### What to do:
Give the entries again exactly, every one of them.

▶

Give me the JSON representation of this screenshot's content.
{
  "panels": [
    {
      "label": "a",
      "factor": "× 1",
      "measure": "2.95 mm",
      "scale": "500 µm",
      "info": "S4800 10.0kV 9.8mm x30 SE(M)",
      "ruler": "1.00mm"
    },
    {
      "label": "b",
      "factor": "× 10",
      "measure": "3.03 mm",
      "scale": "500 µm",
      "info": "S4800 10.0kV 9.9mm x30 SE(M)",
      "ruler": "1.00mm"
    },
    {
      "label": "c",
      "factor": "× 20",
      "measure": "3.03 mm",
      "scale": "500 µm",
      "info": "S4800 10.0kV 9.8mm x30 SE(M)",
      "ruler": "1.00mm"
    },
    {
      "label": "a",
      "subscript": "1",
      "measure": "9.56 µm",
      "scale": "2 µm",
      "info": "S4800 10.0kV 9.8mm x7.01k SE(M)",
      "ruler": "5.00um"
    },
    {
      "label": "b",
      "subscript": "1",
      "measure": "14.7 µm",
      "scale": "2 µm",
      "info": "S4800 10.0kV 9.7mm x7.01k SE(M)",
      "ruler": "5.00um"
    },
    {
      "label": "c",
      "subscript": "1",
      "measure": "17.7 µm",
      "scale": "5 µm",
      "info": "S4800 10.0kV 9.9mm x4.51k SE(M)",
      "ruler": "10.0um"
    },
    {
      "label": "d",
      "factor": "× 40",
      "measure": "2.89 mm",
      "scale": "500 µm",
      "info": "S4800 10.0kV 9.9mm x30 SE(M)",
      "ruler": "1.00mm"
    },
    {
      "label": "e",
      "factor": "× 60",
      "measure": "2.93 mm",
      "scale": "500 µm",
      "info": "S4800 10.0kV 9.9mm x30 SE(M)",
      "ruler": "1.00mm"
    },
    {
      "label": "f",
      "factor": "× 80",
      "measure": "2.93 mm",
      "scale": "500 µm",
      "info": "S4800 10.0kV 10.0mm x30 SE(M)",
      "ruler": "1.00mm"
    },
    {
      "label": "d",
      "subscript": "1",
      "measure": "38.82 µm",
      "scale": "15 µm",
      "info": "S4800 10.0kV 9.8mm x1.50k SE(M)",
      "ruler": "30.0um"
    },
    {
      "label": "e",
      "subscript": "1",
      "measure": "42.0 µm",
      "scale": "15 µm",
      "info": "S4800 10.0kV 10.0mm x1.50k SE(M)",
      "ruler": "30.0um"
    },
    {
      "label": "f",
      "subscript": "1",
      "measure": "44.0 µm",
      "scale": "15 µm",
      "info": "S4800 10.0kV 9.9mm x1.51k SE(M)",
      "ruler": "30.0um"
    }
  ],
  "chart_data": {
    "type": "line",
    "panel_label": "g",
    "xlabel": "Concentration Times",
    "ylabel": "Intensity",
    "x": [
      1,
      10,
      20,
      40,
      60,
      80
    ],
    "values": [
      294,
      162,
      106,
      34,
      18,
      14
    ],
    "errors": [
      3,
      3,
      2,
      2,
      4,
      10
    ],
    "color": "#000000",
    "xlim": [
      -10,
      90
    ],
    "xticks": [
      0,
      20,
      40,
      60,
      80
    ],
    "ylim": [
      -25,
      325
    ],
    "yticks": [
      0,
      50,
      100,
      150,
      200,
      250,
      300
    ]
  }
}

◀

### Solution for this problem:
Give me the JSON representation of this screenshot's content.
{
  "panels": [
    {
      "label": "a",
      "factor": "× 1",
      "measure": "2.95 mm",
      "scale": "500 µm",
      "info": "S4800 10.0kV 9.8mm x30 SE(M)",
      "ruler": "1.00mm"
    },
    {
      "label": "b",
      "factor": "× 10",
      "measure": "3.03 mm",
      "scale": "500 µm",
      "info": "S4800 10.0kV 9.9mm x30 SE(M)",
      "ruler": "1.00mm"
    },
    {
      "label": "c",
      "factor": "× 20",
      "measure": "3.03 mm",
      "scale": "500 µm",
      "info": "S4800 10.0kV 9.8mm x30 SE(M)",
      "ruler": "1.00mm"
    },
    {
      "label": "a",
      "subscript": "1",
      "measure": "9.56 µm",
      "scale": "2 µm",
      "info": "S4800 10.0kV 9.8mm x7.01k SE(M)",
      "ruler": "5.00um"
    },
    {
      "label": "b",
      "subscript": "1",
      "measure": "14.7 µm",
      "scale": "2 µm",
      "info": "S4800 10.0kV 9.7mm x7.01k SE(M)",
      "ruler": "5.00um"
    },
    {
      "label": "c",
      "subscript": "1",
      "measure": "17.7 µm",
      "scale": "5 µm",
      "info": "S4800 10.0kV 9.9mm x4.51k SE(M)",
      "ruler": "10.0um"
    },
    {
      "label": "d",
      "factor": "× 40",
      "measure": "2.89 mm",
      "scale": "500 µm",
      "info": "S4800 10.0kV 9.9mm x30 SE(M)",
      "ruler": "1.00mm"
    },
    {
      "label": "e",
      "factor": "× 60",
      "measure": "2.93 mm",
      "scale": "500 µm",
      "info": "S4800 10.0kV 9.9mm x30 SE(M)",
      "ruler": "1.00mm"
    },
    {
      "label": "f",
      "factor": "× 80",
      "measure": "2.93 mm",
      "scale": "500 µm",
      "info": "S4800 10.0kV 10.0mm x30 SE(M)",
      "ruler": "1.00mm"
    },
    {
      "label": "d",
      "subscript": "1",
      "measure": "38.82 µm",
      "scale": "15 µm",
      "info": "S4800 10.0kV 9.8mm x1.50k SE(M)",
      "ruler": "30.0um"
    },
    {
      "label": "e",
      "subscript": "1",
      "measure": "42.0 µm",
      "scale": "15 µm",
      "info": "S4800 10.0kV 10.0mm x1.50k SE(M)",
      "ruler": "30.0um"
    },
    {
      "label": "f",
      "subscript": "1",
      "measure": "44.0 µm",
      "scale": "15 µm",
      "info": "S4800 10.0kV 9.9mm x1.51k SE(M)",
      "ruler": "30.0um"
    }
  ],
  "chart_data": {
    "type": "line",
    "panel_label": "g",
    "xlabel": "Concentration Times",
    "ylabel": "Intensity",
    "x": [
      1,
      10,
      20,
      40,
      60,
      80
    ],
    "values": [
      294,
      162,
      106,
      34,
      18,
      14
    ],
    "errors": [
      3,
      3,
      2,
      2,
      4,
      10
    ],
    "color": "#000000",
    "xlim": [
      -10,
      90
    ],
    "xticks": [
      0,
      20,
      40,
      60,
      80
    ],
    "ylim": [
      -25,
      325
    ],
    "yticks": [
      0,
      50,
      100,
      150,
      200,
      250,
      300
    ]
  }
}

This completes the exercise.